#### [Exercise goal]
Pull out each line of the data that includes the word "arroz".

#### [Record set]
- - - -
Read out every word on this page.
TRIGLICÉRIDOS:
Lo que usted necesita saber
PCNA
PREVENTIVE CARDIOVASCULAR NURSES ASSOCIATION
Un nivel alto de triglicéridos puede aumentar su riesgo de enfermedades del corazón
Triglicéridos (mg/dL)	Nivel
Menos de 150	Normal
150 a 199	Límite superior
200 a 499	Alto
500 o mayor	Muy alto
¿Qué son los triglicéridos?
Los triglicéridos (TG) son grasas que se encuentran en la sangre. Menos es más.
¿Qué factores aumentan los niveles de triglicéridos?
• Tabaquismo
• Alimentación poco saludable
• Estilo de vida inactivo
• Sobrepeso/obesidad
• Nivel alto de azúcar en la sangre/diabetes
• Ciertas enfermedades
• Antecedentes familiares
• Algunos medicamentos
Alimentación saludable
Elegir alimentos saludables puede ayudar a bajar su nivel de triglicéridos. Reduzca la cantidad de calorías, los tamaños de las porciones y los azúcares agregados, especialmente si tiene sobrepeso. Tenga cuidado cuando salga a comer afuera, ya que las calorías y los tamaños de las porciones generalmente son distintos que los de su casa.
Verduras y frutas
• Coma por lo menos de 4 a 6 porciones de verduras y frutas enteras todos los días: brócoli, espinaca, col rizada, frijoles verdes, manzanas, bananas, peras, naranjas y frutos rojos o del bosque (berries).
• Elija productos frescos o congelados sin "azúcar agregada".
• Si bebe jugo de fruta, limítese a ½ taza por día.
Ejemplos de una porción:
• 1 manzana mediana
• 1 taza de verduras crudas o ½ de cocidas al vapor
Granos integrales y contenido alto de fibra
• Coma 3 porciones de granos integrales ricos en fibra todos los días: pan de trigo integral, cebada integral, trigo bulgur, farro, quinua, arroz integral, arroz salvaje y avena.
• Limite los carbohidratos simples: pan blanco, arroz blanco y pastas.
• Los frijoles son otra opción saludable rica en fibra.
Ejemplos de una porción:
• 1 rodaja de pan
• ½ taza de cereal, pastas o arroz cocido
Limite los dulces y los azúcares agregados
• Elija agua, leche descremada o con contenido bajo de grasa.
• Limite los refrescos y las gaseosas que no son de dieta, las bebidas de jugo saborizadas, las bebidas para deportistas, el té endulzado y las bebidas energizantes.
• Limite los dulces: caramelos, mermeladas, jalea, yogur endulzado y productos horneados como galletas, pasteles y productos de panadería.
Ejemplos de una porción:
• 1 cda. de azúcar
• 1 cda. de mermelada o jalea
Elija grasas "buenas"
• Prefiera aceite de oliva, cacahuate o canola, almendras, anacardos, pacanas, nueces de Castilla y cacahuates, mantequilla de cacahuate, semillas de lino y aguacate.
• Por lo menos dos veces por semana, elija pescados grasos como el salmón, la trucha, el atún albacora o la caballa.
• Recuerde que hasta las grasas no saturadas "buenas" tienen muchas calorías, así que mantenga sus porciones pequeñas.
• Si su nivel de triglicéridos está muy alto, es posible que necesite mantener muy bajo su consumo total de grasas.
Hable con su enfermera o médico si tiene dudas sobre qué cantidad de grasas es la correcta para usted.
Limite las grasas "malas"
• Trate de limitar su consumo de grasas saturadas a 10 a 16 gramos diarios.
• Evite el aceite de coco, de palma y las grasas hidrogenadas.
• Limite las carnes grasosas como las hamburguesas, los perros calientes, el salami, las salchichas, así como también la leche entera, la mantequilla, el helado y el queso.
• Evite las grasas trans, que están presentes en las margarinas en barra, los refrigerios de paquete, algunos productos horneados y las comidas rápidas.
- - - -
#### [Task output]
• Coma 3 porciones de granos integrales ricos en fibra todos los días: pan de trigo integral, cebada integral, trigo bulgur, farro, quinua, arroz integral, arroz salvaje y avena.
• Limite los carbohidratos simples: pan blanco, arroz blanco y pastas.
• ½ taza de cereal, pastas o arroz cocido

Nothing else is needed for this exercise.